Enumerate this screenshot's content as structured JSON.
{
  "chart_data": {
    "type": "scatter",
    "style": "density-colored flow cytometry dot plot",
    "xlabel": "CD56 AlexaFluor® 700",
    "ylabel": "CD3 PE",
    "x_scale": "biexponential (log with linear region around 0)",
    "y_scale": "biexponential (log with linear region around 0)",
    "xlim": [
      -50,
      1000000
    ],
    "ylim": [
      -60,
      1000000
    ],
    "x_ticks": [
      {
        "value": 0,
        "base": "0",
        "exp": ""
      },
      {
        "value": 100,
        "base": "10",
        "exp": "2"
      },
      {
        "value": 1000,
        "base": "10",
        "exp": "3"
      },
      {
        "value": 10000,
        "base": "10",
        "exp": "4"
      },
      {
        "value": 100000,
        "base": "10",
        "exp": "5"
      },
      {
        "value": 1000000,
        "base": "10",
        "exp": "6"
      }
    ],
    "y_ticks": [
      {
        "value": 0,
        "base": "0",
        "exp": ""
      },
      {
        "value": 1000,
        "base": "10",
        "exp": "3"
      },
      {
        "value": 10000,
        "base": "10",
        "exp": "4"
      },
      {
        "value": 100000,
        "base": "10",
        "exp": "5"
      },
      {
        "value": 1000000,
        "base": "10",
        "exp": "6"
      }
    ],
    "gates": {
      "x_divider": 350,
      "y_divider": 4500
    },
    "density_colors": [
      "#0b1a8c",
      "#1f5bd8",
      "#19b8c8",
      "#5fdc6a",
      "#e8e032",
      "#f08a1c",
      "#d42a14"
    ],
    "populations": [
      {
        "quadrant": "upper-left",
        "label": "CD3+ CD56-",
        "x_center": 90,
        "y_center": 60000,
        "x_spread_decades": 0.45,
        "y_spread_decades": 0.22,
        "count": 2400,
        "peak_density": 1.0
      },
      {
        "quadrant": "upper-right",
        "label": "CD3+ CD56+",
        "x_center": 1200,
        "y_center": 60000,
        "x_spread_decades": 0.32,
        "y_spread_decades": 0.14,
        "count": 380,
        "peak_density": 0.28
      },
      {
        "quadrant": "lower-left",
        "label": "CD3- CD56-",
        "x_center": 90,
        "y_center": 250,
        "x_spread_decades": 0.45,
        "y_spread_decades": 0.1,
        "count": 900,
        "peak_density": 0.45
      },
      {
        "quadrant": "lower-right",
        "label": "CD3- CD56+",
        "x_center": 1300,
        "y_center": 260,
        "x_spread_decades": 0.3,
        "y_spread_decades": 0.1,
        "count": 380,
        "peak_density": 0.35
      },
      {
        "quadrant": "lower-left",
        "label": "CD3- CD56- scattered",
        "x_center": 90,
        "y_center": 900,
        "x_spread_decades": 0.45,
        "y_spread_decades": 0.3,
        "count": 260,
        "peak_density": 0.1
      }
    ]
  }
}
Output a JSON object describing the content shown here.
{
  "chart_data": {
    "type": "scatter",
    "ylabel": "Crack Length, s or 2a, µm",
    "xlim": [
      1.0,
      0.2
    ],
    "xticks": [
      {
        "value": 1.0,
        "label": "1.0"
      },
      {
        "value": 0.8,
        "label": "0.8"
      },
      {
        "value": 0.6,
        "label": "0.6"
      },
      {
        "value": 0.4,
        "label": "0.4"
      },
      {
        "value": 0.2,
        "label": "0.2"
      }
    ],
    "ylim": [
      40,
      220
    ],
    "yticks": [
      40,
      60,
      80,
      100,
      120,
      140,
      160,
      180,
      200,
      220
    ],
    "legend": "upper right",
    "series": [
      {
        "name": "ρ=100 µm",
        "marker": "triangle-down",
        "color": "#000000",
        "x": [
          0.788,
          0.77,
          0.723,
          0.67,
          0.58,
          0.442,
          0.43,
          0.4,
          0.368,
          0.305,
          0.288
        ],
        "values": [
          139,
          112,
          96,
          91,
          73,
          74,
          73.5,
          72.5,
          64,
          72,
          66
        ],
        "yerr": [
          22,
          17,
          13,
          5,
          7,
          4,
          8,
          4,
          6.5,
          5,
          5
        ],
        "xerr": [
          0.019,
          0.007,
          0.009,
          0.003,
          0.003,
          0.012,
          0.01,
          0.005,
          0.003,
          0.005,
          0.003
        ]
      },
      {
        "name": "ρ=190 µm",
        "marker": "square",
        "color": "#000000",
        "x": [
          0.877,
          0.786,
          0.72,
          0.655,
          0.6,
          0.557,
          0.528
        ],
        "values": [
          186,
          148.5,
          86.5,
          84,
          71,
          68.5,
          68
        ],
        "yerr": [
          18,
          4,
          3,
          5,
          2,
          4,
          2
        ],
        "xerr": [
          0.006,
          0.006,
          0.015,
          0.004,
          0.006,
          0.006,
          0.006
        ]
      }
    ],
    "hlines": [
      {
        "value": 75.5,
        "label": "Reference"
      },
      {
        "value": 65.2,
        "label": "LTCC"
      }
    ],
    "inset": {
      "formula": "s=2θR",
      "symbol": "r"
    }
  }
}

Problem details — Go through the listing above and list every line that has the word "around".

Problem solution —
    "x_scale": "biexponential (log with linear region around 0)",
    "y_scale": "biexponential (log with linear region around 0)",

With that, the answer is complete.